§ EXERCISE BRIEF:
Copy each line that has the string "annotation" somewhere in it.
---------- EXTRACTED DATA
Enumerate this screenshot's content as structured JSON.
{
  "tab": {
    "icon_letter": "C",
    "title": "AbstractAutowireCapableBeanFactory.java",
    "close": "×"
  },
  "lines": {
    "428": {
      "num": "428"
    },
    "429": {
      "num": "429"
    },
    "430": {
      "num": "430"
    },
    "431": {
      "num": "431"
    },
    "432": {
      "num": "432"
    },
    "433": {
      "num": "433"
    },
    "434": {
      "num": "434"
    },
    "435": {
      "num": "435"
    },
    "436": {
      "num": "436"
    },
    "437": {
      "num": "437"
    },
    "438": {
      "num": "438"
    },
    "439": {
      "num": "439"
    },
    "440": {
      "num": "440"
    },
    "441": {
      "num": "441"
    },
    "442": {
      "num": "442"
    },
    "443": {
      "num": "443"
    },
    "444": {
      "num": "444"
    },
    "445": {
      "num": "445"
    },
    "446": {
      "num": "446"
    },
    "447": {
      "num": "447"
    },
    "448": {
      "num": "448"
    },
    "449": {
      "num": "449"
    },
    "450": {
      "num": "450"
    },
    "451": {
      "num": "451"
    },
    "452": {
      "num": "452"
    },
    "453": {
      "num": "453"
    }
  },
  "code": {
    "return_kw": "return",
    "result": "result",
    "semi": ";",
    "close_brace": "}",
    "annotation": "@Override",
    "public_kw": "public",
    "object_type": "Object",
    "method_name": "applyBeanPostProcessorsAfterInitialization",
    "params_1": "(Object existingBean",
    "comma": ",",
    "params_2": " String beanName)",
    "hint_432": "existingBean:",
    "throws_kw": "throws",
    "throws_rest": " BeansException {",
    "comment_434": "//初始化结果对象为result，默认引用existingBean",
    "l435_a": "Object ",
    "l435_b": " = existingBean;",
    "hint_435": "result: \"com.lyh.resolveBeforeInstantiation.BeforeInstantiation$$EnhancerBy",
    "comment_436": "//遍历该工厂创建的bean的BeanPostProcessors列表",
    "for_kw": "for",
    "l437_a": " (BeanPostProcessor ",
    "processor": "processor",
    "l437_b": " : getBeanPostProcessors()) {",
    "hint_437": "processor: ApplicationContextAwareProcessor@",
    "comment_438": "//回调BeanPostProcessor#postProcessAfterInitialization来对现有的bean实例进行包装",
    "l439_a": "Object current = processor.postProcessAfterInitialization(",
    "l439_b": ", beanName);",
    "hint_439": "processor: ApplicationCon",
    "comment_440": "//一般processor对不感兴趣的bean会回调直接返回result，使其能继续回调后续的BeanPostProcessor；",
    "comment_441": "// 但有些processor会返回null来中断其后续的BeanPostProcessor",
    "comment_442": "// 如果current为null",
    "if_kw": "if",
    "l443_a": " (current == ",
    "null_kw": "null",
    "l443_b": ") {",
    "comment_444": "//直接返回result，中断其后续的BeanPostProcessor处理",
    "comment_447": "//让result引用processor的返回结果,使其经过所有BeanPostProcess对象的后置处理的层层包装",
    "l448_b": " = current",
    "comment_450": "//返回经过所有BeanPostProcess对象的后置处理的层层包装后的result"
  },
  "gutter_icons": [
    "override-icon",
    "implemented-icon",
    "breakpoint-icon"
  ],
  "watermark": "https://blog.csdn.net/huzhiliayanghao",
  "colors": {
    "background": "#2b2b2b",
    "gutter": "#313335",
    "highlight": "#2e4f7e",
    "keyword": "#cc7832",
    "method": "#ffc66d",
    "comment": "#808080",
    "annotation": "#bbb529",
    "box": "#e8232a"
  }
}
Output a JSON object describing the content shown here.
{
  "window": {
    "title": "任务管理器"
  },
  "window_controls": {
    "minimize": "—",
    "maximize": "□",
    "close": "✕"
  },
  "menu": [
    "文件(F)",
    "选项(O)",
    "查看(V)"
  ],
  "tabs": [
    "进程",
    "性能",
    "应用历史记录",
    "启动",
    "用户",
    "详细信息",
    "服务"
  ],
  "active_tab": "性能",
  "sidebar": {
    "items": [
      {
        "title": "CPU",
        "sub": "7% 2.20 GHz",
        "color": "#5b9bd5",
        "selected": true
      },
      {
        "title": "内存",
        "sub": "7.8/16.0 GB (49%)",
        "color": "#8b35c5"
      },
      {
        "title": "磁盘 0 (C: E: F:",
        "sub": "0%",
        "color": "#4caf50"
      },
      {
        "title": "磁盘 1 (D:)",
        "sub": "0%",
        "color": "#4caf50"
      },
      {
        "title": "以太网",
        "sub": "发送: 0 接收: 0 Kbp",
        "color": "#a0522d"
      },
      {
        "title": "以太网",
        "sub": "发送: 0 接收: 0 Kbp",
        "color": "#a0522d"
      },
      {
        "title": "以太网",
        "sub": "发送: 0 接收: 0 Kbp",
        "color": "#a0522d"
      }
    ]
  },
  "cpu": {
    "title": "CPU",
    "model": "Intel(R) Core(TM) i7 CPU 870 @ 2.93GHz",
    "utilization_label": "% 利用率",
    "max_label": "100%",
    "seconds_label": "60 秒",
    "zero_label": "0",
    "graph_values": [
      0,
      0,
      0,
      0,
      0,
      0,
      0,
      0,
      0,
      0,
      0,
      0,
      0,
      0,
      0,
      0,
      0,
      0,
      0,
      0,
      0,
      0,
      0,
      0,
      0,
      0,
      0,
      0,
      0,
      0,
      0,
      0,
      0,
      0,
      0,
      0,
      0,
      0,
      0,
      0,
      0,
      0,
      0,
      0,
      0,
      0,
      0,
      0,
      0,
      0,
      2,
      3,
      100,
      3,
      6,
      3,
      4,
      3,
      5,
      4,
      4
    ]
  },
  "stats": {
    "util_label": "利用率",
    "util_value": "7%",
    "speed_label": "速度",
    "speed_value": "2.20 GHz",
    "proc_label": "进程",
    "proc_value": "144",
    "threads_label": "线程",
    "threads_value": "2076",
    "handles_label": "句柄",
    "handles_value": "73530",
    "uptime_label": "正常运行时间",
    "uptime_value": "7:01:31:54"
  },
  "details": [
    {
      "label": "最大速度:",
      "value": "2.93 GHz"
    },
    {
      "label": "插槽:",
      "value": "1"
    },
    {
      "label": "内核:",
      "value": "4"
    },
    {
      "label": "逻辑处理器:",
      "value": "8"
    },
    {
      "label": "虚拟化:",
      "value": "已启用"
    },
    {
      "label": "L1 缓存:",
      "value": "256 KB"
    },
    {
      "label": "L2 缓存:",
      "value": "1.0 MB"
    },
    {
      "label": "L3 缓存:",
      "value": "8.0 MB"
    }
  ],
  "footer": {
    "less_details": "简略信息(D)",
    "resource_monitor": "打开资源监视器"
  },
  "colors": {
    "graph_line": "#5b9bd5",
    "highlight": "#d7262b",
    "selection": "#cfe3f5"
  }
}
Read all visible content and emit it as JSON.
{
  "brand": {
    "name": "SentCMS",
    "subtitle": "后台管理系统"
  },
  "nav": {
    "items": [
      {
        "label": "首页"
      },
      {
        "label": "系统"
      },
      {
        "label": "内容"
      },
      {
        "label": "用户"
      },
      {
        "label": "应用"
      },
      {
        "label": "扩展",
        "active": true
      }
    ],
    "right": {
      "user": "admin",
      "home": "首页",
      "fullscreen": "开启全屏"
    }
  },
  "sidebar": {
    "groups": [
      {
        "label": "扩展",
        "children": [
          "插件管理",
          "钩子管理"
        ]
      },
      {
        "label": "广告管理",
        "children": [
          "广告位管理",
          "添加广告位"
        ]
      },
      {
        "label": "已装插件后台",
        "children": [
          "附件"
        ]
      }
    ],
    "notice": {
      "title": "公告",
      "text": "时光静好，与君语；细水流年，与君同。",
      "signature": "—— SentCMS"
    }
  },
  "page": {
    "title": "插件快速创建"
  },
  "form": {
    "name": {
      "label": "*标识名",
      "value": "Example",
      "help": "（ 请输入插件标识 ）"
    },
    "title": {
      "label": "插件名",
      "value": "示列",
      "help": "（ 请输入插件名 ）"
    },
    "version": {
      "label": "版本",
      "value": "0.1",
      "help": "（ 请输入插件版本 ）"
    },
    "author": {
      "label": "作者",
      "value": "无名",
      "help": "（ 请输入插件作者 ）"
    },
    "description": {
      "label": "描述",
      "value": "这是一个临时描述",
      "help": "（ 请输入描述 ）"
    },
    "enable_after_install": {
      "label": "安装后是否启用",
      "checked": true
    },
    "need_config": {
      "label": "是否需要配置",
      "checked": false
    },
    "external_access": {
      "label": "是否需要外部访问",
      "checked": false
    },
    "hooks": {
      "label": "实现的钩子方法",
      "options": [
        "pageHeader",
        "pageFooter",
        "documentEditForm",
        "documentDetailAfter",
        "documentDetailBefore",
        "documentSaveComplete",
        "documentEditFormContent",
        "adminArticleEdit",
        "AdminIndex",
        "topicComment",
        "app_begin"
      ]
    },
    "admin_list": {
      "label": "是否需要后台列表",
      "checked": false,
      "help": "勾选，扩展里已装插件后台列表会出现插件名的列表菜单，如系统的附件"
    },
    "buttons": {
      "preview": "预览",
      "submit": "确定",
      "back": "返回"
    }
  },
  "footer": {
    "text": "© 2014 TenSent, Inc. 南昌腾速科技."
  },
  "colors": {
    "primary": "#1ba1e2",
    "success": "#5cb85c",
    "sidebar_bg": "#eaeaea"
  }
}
--------------------
§ RESPONSE TO THE TASK:
    "annotation": "@Override",
    "annotation": "#bbb529",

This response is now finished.